** START **
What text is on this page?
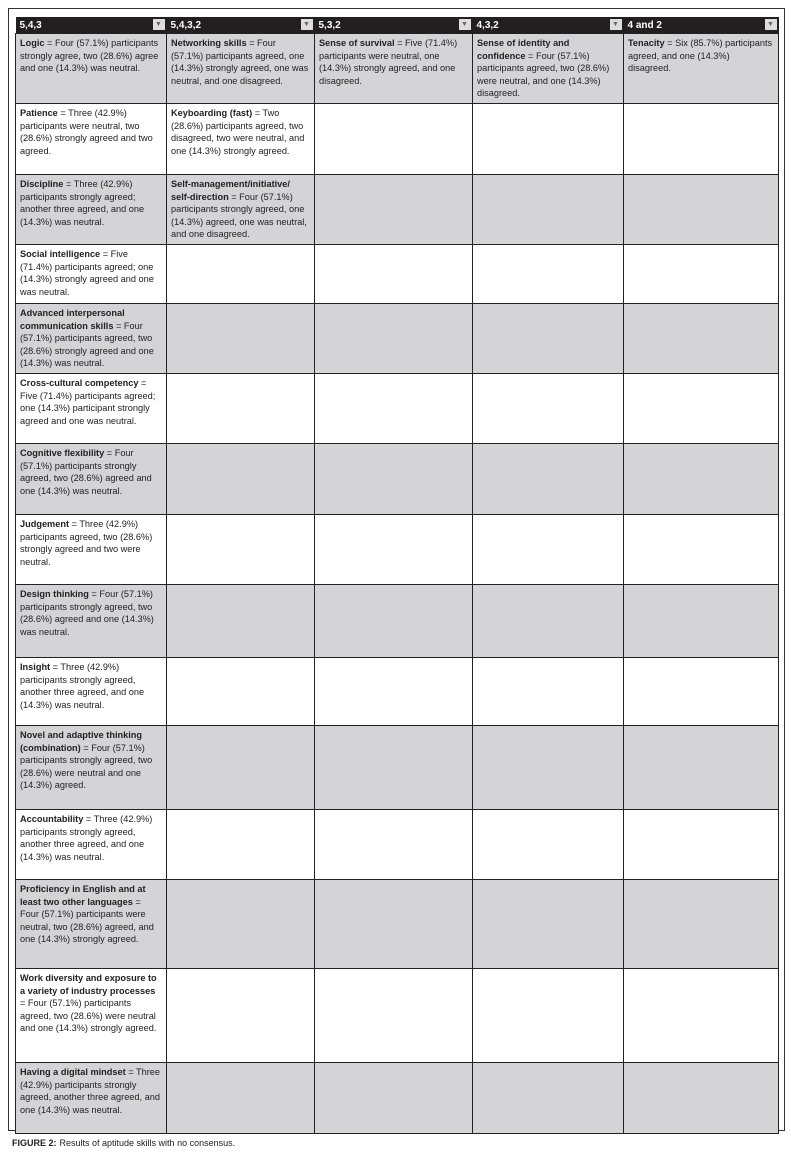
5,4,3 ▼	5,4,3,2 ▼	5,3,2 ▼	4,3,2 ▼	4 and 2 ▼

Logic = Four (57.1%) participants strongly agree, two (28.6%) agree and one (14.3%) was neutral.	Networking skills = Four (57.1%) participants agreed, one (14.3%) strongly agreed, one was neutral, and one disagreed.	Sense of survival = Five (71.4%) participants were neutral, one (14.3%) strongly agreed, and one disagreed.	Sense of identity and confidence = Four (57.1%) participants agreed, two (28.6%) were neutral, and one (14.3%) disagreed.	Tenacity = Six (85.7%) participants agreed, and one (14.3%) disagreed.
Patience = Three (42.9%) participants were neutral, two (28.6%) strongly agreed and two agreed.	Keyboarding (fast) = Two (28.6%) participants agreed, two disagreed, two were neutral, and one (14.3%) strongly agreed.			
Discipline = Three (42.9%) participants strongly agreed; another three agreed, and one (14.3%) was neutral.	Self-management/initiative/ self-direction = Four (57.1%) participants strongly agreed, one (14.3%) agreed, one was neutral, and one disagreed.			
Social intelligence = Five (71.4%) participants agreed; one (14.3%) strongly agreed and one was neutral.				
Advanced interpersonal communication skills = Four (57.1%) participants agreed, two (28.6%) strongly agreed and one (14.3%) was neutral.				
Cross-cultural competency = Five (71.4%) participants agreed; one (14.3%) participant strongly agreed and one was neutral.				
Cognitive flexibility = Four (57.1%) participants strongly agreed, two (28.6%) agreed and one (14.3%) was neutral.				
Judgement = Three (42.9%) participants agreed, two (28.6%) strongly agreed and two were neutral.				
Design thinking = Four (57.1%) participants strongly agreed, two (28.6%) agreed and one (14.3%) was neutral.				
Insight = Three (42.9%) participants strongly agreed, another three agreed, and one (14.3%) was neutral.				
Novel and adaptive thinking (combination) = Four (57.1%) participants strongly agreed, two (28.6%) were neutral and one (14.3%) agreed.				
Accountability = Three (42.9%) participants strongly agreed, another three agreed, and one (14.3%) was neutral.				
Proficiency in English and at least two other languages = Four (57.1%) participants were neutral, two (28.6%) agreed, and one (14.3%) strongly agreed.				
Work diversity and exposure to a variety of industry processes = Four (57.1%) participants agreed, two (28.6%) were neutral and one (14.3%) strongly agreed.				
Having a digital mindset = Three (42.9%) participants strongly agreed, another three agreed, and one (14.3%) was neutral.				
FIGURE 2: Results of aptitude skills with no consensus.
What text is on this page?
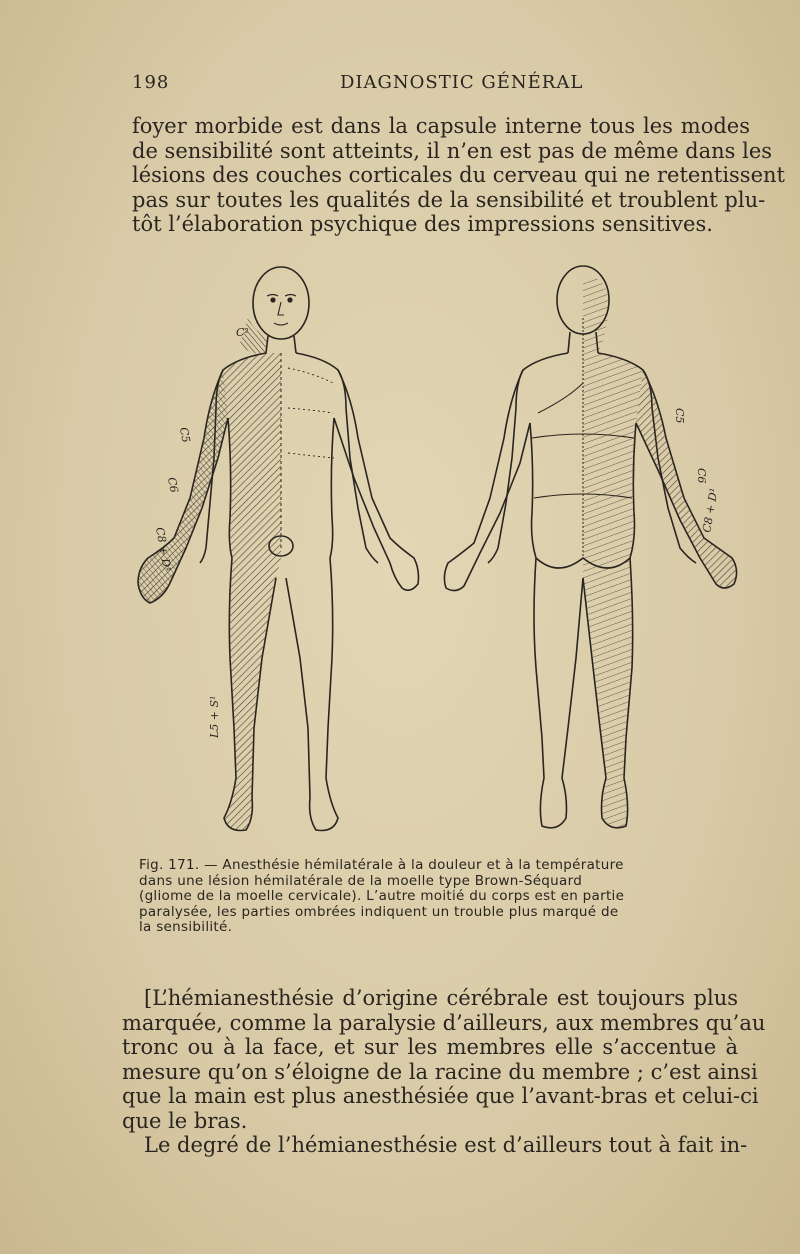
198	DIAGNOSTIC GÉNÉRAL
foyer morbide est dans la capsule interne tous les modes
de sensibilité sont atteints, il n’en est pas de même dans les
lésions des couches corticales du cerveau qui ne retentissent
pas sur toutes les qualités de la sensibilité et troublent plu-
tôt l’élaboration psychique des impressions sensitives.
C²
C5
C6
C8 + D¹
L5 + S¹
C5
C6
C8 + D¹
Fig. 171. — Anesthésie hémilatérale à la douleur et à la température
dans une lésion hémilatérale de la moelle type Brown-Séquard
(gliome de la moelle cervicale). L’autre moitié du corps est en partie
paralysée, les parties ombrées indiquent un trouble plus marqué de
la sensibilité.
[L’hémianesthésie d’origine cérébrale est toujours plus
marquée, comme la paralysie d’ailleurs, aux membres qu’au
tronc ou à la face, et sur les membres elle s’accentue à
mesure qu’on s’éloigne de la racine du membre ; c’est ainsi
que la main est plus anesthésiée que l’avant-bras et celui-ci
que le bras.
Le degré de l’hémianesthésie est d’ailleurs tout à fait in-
** END **
Please transcribe the material above exactly as written. Leave the pictures out.

# [Output below]
What text is on this page?
5,4,3 ▼	5,4,3,2 ▼	5,3,2 ▼	4,3,2 ▼	4 and 2 ▼

Logic = Four (57.1%) participants strongly agree, two (28.6%) agree and one (14.3%) was neutral.	Networking skills = Four (57.1%) participants agreed, one (14.3%) strongly agreed, one was neutral, and one disagreed.	Sense of survival = Five (71.4%) participants were neutral, one (14.3%) strongly agreed, and one disagreed.	Sense of identity and confidence = Four (57.1%) participants agreed, two (28.6%) were neutral, and one (14.3%) disagreed.	Tenacity = Six (85.7%) participants agreed, and one (14.3%) disagreed.
Patience = Three (42.9%) participants were neutral, two (28.6%) strongly agreed and two agreed.	Keyboarding (fast) = Two (28.6%) participants agreed, two disagreed, two were neutral, and one (14.3%) strongly agreed.			
Discipline = Three (42.9%) participants strongly agreed; another three agreed, and one (14.3%) was neutral.	Self-management/initiative/ self-direction = Four (57.1%) participants strongly agreed, one (14.3%) agreed, one was neutral, and one disagreed.			
Social intelligence = Five (71.4%) participants agreed; one (14.3%) strongly agreed and one was neutral.				
Advanced interpersonal communication skills = Four (57.1%) participants agreed, two (28.6%) strongly agreed and one (14.3%) was neutral.				
Cross-cultural competency = Five (71.4%) participants agreed; one (14.3%) participant strongly agreed and one was neutral.				
Cognitive flexibility = Four (57.1%) participants strongly agreed, two (28.6%) agreed and one (14.3%) was neutral.				
Judgement = Three (42.9%) participants agreed, two (28.6%) strongly agreed and two were neutral.				
Design thinking = Four (57.1%) participants strongly agreed, two (28.6%) agreed and one (14.3%) was neutral.				
Insight = Three (42.9%) participants strongly agreed, another three agreed, and one (14.3%) was neutral.				
Novel and adaptive thinking (combination) = Four (57.1%) participants strongly agreed, two (28.6%) were neutral and one (14.3%) agreed.				
Accountability = Three (42.9%) participants strongly agreed, another three agreed, and one (14.3%) was neutral.				
Proficiency in English and at least two other languages = Four (57.1%) participants were neutral, two (28.6%) agreed, and one (14.3%) strongly agreed.				
Work diversity and exposure to a variety of industry processes = Four (57.1%) participants agreed, two (28.6%) were neutral and one (14.3%) strongly agreed.				
Having a digital mindset = Three (42.9%) participants strongly agreed, another three agreed, and one (14.3%) was neutral.				
FIGURE 2: Results of aptitude skills with no consensus.
What text is on this page?
198	DIAGNOSTIC GÉNÉRAL
foyer morbide est dans la capsule interne tous les modes
de sensibilité sont atteints, il n’en est pas de même dans les
lésions des couches corticales du cerveau qui ne retentissent
pas sur toutes les qualités de la sensibilité et troublent plu-
tôt l’élaboration psychique des impressions sensitives.
C²
C5
C6
C8 + D¹
L5 + S¹
C5
C6
C8 + D¹
Fig. 171. — Anesthésie hémilatérale à la douleur et à la température
dans une lésion hémilatérale de la moelle type Brown-Séquard
(gliome de la moelle cervicale). L’autre moitié du corps est en partie
paralysée, les parties ombrées indiquent un trouble plus marqué de
la sensibilité.
[L’hémianesthésie d’origine cérébrale est toujours plus
marquée, comme la paralysie d’ailleurs, aux membres qu’au
tronc ou à la face, et sur les membres elle s’accentue à
mesure qu’on s’éloigne de la racine du membre ; c’est ainsi
que la main est plus anesthésiée que l’avant-bras et celui-ci
que le bras.
Le degré de l’hémianesthésie est d’ailleurs tout à fait in-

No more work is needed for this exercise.